Transcribe all of the material below word for word and leave out its pictures.

※

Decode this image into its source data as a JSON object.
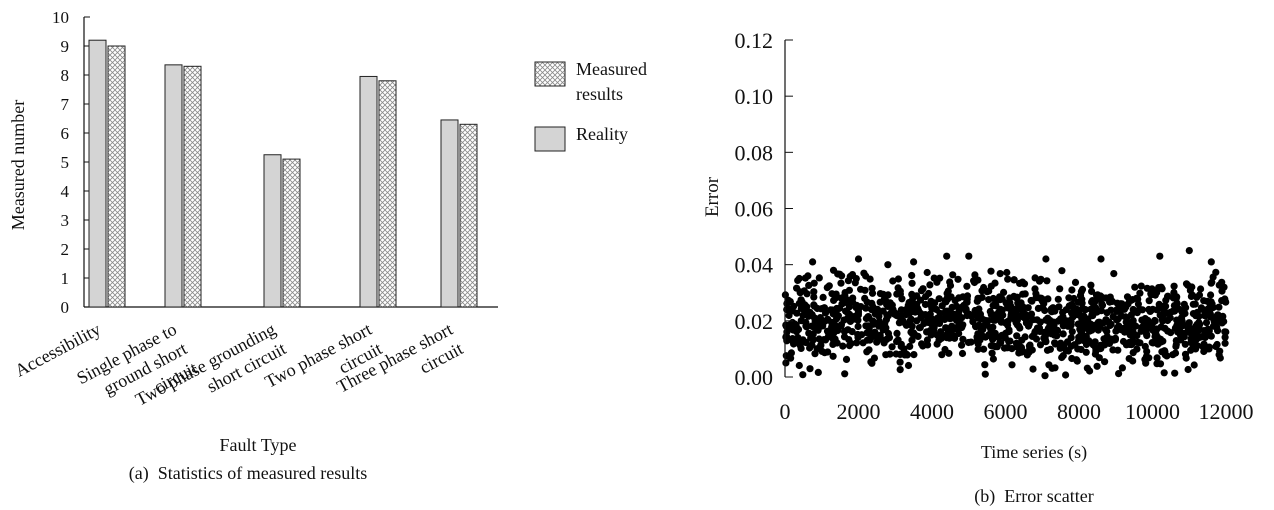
{
  "chart_data": [
    {
      "type": "bar",
      "caption": "(a)  Statistics of measured results",
      "xlabel": "Fault Type",
      "ylabel": "Measured number",
      "ylim": [
        0,
        10
      ],
      "yticks": [
        0,
        1,
        2,
        3,
        4,
        5,
        6,
        7,
        8,
        9,
        10
      ],
      "categories": [
        "Accessibility",
        "Single phase to ground short circuit",
        "Two phase grounding short circuit",
        "Two phase short circuit",
        "Three phase short circuit"
      ],
      "category_label_lines": [
        [
          "Accessibility"
        ],
        [
          "Single phase to",
          "ground short",
          "circuit"
        ],
        [
          "Two phase grounding",
          "short circuit"
        ],
        [
          "Two phase short",
          "circuit"
        ],
        [
          "Three phase short",
          "circuit"
        ]
      ],
      "series": [
        {
          "name": "Reality",
          "values": [
            9.2,
            8.35,
            5.25,
            7.95,
            6.45
          ],
          "fill": "#d4d4d4"
        },
        {
          "name": "Measured results",
          "values": [
            9.0,
            8.3,
            5.1,
            7.8,
            6.3
          ],
          "fill": "crosshatch"
        }
      ],
      "legend": {
        "position": "right",
        "entries": [
          {
            "lines": [
              "Measured",
              "results"
            ],
            "series": "Measured results"
          },
          {
            "lines": [
              "Reality"
            ],
            "series": "Reality"
          }
        ]
      }
    },
    {
      "type": "scatter",
      "caption": "(b)  Error scatter",
      "xlabel": "Time series (s)",
      "ylabel": "Error",
      "xlim": [
        0,
        12000
      ],
      "ylim": [
        0,
        0.12
      ],
      "xticks": [
        "0",
        "2000",
        "4000",
        "6000",
        "8000",
        "10000",
        "12000"
      ],
      "yticks": [
        "0.00",
        "0.02",
        "0.04",
        "0.06",
        "0.08",
        "0.10",
        "0.12"
      ],
      "x_range": [
        0,
        12000
      ],
      "y_range": [
        0.0,
        0.046
      ],
      "y_center": 0.02,
      "point_count": 1200,
      "point_color": "#000000",
      "outliers": [
        {
          "x": 750,
          "y": 0.041
        },
        {
          "x": 2000,
          "y": 0.042
        },
        {
          "x": 4400,
          "y": 0.043
        },
        {
          "x": 5000,
          "y": 0.043
        },
        {
          "x": 7100,
          "y": 0.042
        },
        {
          "x": 8600,
          "y": 0.042
        },
        {
          "x": 10200,
          "y": 0.043
        },
        {
          "x": 11000,
          "y": 0.045
        },
        {
          "x": 11600,
          "y": 0.041
        },
        {
          "x": 3500,
          "y": 0.041
        },
        {
          "x": 2800,
          "y": 0.04
        }
      ]
    }
  ]
}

※

> _Problem solution_:
Decode this image into its source data as a JSON object.
{
  "chart_data": [
    {
      "type": "bar",
      "caption": "(a)  Statistics of measured results",
      "xlabel": "Fault Type",
      "ylabel": "Measured number",
      "ylim": [
        0,
        10
      ],
      "yticks": [
        0,
        1,
        2,
        3,
        4,
        5,
        6,
        7,
        8,
        9,
        10
      ],
      "categories": [
        "Accessibility",
        "Single phase to ground short circuit",
        "Two phase grounding short circuit",
        "Two phase short circuit",
        "Three phase short circuit"
      ],
      "category_label_lines": [
        [
          "Accessibility"
        ],
        [
          "Single phase to",
          "ground short",
          "circuit"
        ],
        [
          "Two phase grounding",
          "short circuit"
        ],
        [
          "Two phase short",
          "circuit"
        ],
        [
          "Three phase short",
          "circuit"
        ]
      ],
      "series": [
        {
          "name": "Reality",
          "values": [
            9.2,
            8.35,
            5.25,
            7.95,
            6.45
          ],
          "fill": "#d4d4d4"
        },
        {
          "name": "Measured results",
          "values": [
            9.0,
            8.3,
            5.1,
            7.8,
            6.3
          ],
          "fill": "crosshatch"
        }
      ],
      "legend": {
        "position": "right",
        "entries": [
          {
            "lines": [
              "Measured",
              "results"
            ],
            "series": "Measured results"
          },
          {
            "lines": [
              "Reality"
            ],
            "series": "Reality"
          }
        ]
      }
    },
    {
      "type": "scatter",
      "caption": "(b)  Error scatter",
      "xlabel": "Time series (s)",
      "ylabel": "Error",
      "xlim": [
        0,
        12000
      ],
      "ylim": [
        0,
        0.12
      ],
      "xticks": [
        "0",
        "2000",
        "4000",
        "6000",
        "8000",
        "10000",
        "12000"
      ],
      "yticks": [
        "0.00",
        "0.02",
        "0.04",
        "0.06",
        "0.08",
        "0.10",
        "0.12"
      ],
      "x_range": [
        0,
        12000
      ],
      "y_range": [
        0.0,
        0.046
      ],
      "y_center": 0.02,
      "point_count": 1200,
      "point_color": "#000000",
      "outliers": [
        {
          "x": 750,
          "y": 0.041
        },
        {
          "x": 2000,
          "y": 0.042
        },
        {
          "x": 4400,
          "y": 0.043
        },
        {
          "x": 5000,
          "y": 0.043
        },
        {
          "x": 7100,
          "y": 0.042
        },
        {
          "x": 8600,
          "y": 0.042
        },
        {
          "x": 10200,
          "y": 0.043
        },
        {
          "x": 11000,
          "y": 0.045
        },
        {
          "x": 11600,
          "y": 0.041
        },
        {
          "x": 3500,
          "y": 0.041
        },
        {
          "x": 2800,
          "y": 0.04
        }
      ]
    }
  ]
}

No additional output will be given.